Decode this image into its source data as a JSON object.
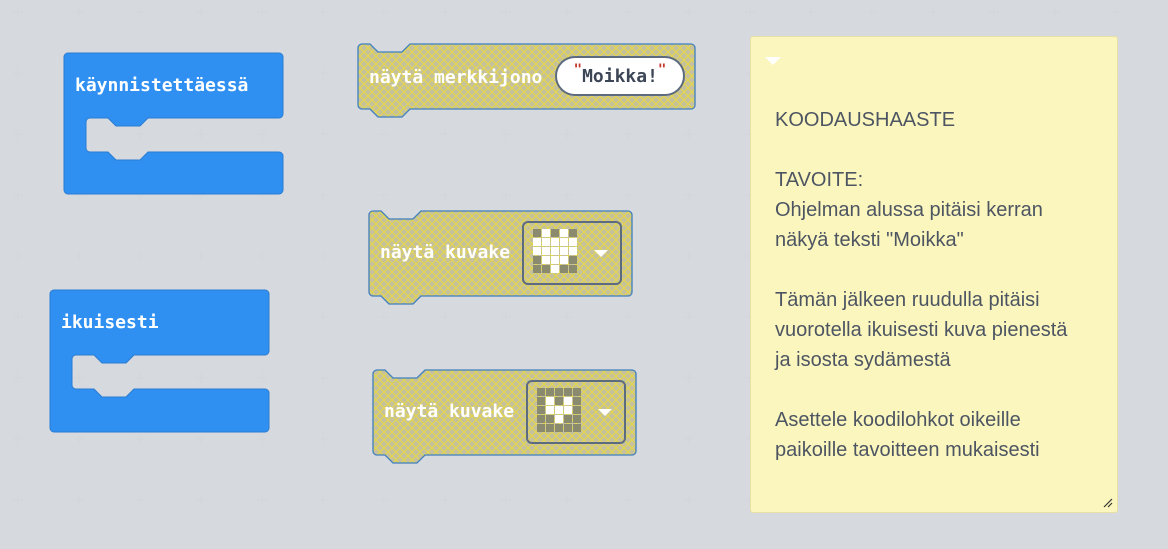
{
  "workspace": {
    "blocks": {
      "on_start": {
        "label": "käynnistettäessä",
        "color": "#3090f2"
      },
      "forever": {
        "label": "ikuisesti",
        "color": "#3090f2"
      },
      "show_string": {
        "label": "näytä merkkijono",
        "value": "Moikka!",
        "disabled": true
      },
      "show_icon_1": {
        "label": "näytä kuvake",
        "icon": "small-heart-icon",
        "disabled": true
      },
      "show_icon_2": {
        "label": "näytä kuvake",
        "icon": "heart-outline-icon",
        "disabled": true
      }
    },
    "colors": {
      "background": "#eceff2",
      "block_blue": "#3090f2",
      "disabled_fill": "#c9c49a",
      "disabled_hatch": "#e0d55a"
    }
  },
  "comment": {
    "lines": [
      "KOODAUSHAASTE",
      "",
      "TAVOITE:",
      "Ohjelman alussa pitäisi kerran",
      "näkyä teksti \"Moikka\"",
      "",
      "Tämän jälkeen ruudulla pitäisi",
      "vuorotella ikuisesti kuva pienestä",
      "ja isosta sydämestä",
      "",
      "Asettele koodilohkot oikeille",
      "paikoille tavoitteen mukaisesti"
    ],
    "background": "#fbf6bd"
  }
}
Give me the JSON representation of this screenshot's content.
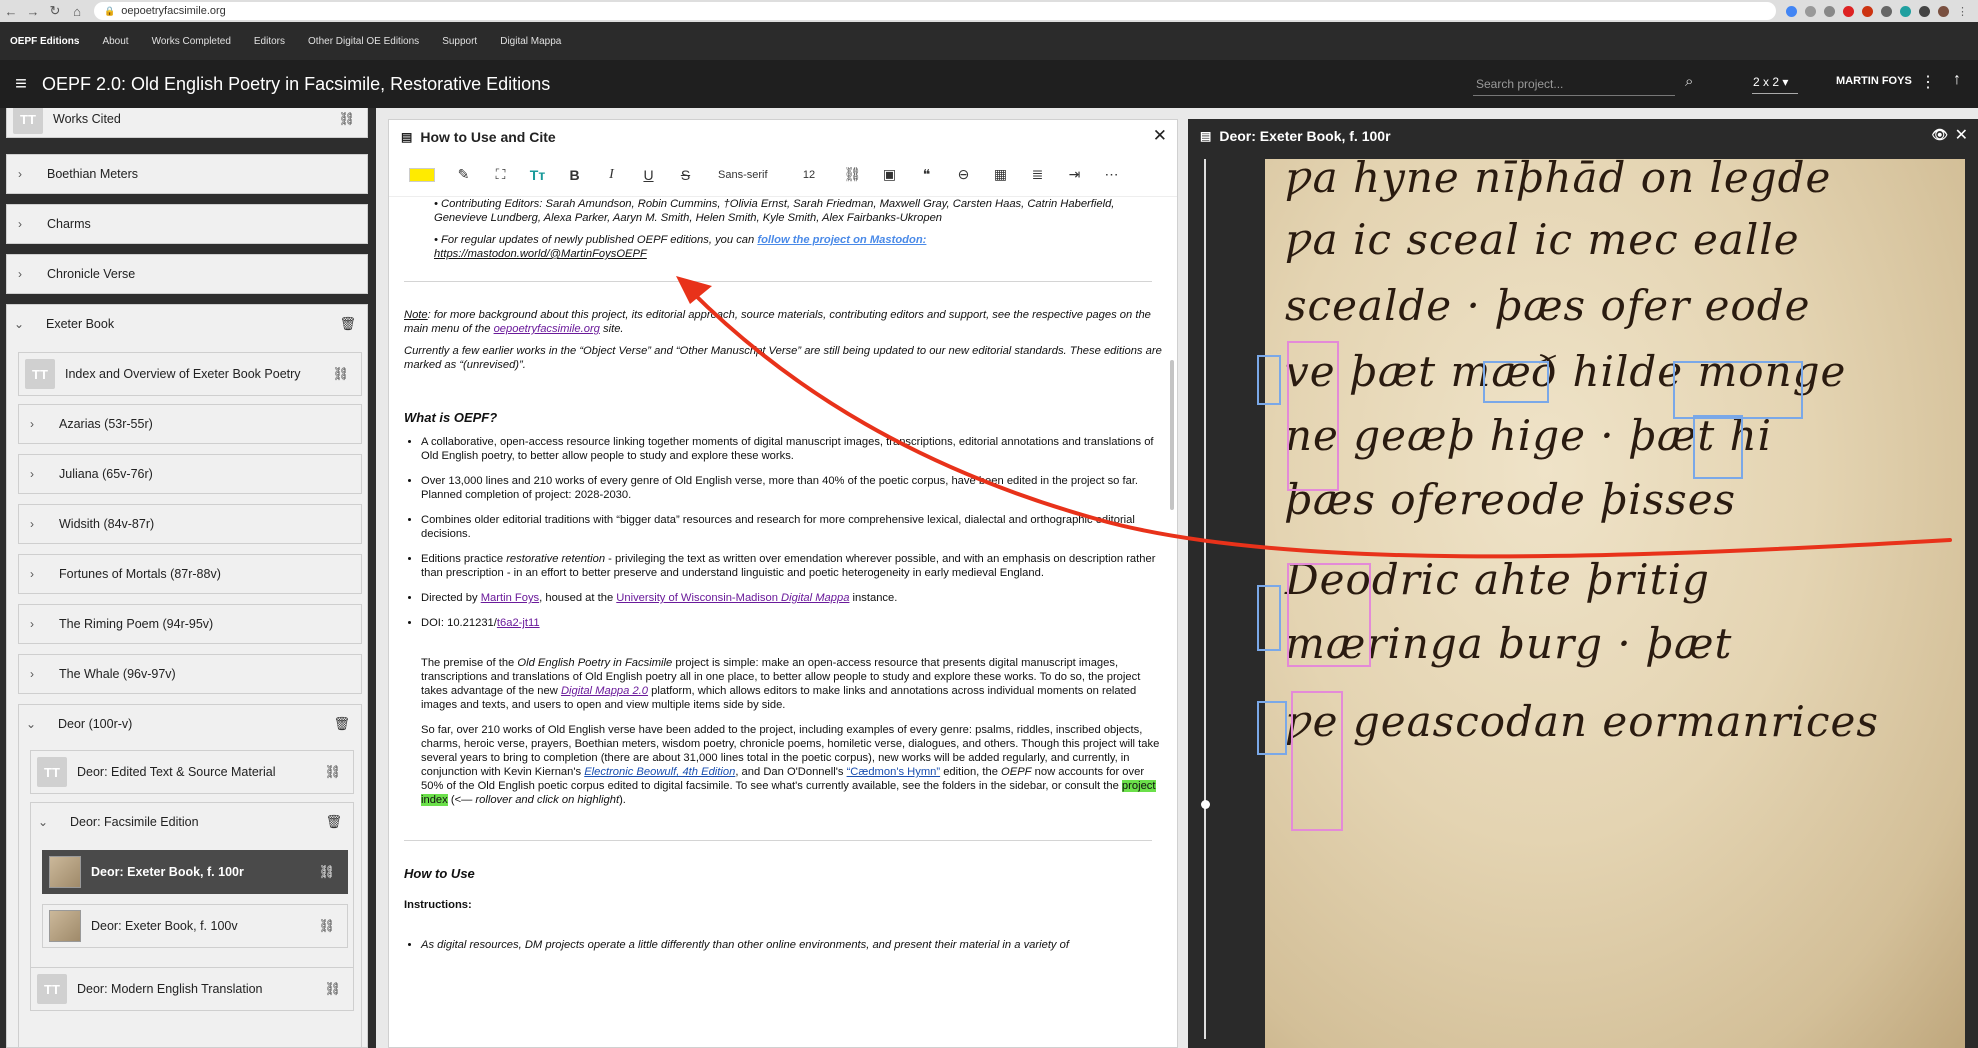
{
  "browser": {
    "url": "oepoetryfacsimile.org"
  },
  "topnav": {
    "items": [
      "OEPF Editions",
      "About",
      "Works Completed",
      "Editors",
      "Other Digital OE Editions",
      "Support",
      "Digital Mappa"
    ]
  },
  "appbar": {
    "title": "OEPF 2.0: Old English Poetry in Facsimile, Restorative Editions",
    "search_placeholder": "Search project...",
    "layout": "2 x 2",
    "user": "MARTIN FOYS"
  },
  "sidebar": {
    "items": [
      {
        "label": "Works Cited",
        "kind": "text"
      },
      {
        "label": "Boethian Meters",
        "kind": "folder"
      },
      {
        "label": "Charms",
        "kind": "folder"
      },
      {
        "label": "Chronicle Verse",
        "kind": "folder"
      },
      {
        "label": "Exeter Book",
        "kind": "folder-open"
      },
      {
        "label": "Index and Overview of Exeter Book Poetry",
        "kind": "text"
      },
      {
        "label": "Azarias (53r-55r)",
        "kind": "folder"
      },
      {
        "label": "Juliana (65v-76r)",
        "kind": "folder"
      },
      {
        "label": "Widsith (84v-87r)",
        "kind": "folder"
      },
      {
        "label": "Fortunes of Mortals (87r-88v)",
        "kind": "folder"
      },
      {
        "label": "The Riming Poem (94r-95v)",
        "kind": "folder"
      },
      {
        "label": "The Whale (96v-97v)",
        "kind": "folder"
      },
      {
        "label": "Deor (100r-v)",
        "kind": "folder-open"
      },
      {
        "label": "Deor: Edited Text & Source Material",
        "kind": "text"
      },
      {
        "label": "Deor: Facsimile Edition",
        "kind": "folder-open"
      },
      {
        "label": "Deor: Exeter Book, f. 100r",
        "kind": "image"
      },
      {
        "label": "Deor: Exeter Book, f. 100v",
        "kind": "image"
      },
      {
        "label": "Deor: Modern English Translation",
        "kind": "text"
      }
    ],
    "tt_glyph": "TT"
  },
  "mid_panel": {
    "title": "How to Use and Cite",
    "toolbar": {
      "highlight_color": "#ffeb00",
      "font": "Sans-serif",
      "size": "12"
    },
    "p1_a": "• Contributing Editors: Sarah Amundson, Robin Cummins, †Olivia Ernst, Sarah Friedman, Maxwell Gray, Carsten Haas, Catrin Haberfield, Genevieve Lundberg, Alexa Parker, Aaryn M. Smith, Helen Smith, Kyle Smith, Alex Fairbanks-Ukropen",
    "p2_a": "• For regular updates of newly published OEPF editions, you can ",
    "p2_link": "follow the project on Mastodon:",
    "p2_b": "https://mastodon.world/@MartinFoysOEPF",
    "note_label": "Note",
    "note_a": ": for more background about this project, its editorial approach, source materials, contributing editors and support, see the respective pages on the main menu of the ",
    "note_link": "oepoetryfacsimile.org",
    "note_b": " site.",
    "current_note": "Currently a few earlier works in the “Object Verse” and “Other Manuscript Verse” are still being updated to our new editorial standards. These editions are marked as “(unrevised)”.",
    "what_heading": "What is OEPF?",
    "b1": "A collaborative, open-access resource linking together moments of digital manuscript images, transcriptions, editorial annotations and translations of Old English poetry, to better allow people to study and explore these works.",
    "b2": "Over 13,000 lines and 210 works of every genre of Old English verse, more than 40% of the poetic corpus, have been edited in the project so far. Planned completion of project: 2028-2030.",
    "b3": "Combines older editorial traditions with “bigger data” resources and research for more comprehensive lexical, dialectal and orthographic editorial decisions.",
    "b4_a": "Editions practice ",
    "b4_i": "restorative retention",
    "b4_b": " - privileging the text as written over emendation wherever possible, and with an emphasis on description rather than prescription - in an effort to better preserve and understand linguistic and poetic heterogeneity in early medieval England.",
    "b5_a": "Directed by ",
    "b5_link1": "Martin Foys",
    "b5_b": ", housed at the ",
    "b5_link2": "University of Wisconsin-Madison ",
    "b5_link2i": "Digital Mappa",
    "b5_c": " instance.",
    "b6_a": "DOI: 10.21231/",
    "b6_link": "t6a2-jt11",
    "premise_a": "The premise of the ",
    "premise_i": "Old English Poetry in Facsimile",
    "premise_b": " project is simple: make an open-access resource that presents digital manuscript images, transcriptions and translations of Old English poetry all in one place, to better allow people to study and explore these works. To do so, the project takes advantage of the new ",
    "premise_link": "Digital Mappa 2.0",
    "premise_c": " platform, which allows editors to make links and annotations across individual moments on related images and texts, and users to open and view multiple items side by side.",
    "sofar_a": "So far, over 210 works of Old English verse have been added to the project, including examples of every genre: psalms, riddles, inscribed objects, charms, heroic verse, prayers, Boethian meters, wisdom poetry, chronicle poems, homiletic verse, dialogues, and others. Though this project will take several years to bring to completion (there are about 31,000 lines total in the poetic corpus), new works will be added regularly, and currently, in conjunction with Kevin Kiernan's ",
    "sofar_link1": "Electronic Beowulf, 4th Edition",
    "sofar_b": ", and Dan O'Donnell's ",
    "sofar_link2": "“Cædmon's Hymn”",
    "sofar_c": " edition, the ",
    "sofar_i": "OEPF",
    "sofar_d": " now accounts for over 50% of the Old English poetic corpus edited to digital facsimile. To see what's currently available, see the folders in the sidebar, or consult the ",
    "sofar_hl": "project index",
    "sofar_e": " (<— ",
    "sofar_i2": "rollover and click on highlight",
    "sofar_f": ").",
    "howto_heading": "How to Use",
    "instructions": "Instructions:",
    "last_bullet": "As digital resources, DM projects operate a little differently than other online environments, and present their material in a variety of"
  },
  "right_panel": {
    "title": "Deor: Exeter Book, f. 100r",
    "ms_lines": [
      "ƿa hyne nīþhād on legde",
      "ƿa ic sceal ic mec ealle",
      "scealde · þæs ofer eode",
      "ve þæt mæð hilde monge",
      "ne geæþ hige · þæt hi",
      "þæs ofereode þisses",
      "Deodric ahte þritig",
      "mæringa burg · þæt",
      "ƿe geascodan eormanrices"
    ]
  }
}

- **TASK OBJECTIVE**
Among the lines above, determine how many hold the word "data"; report the figure alone.

- **THE ANSWER**
2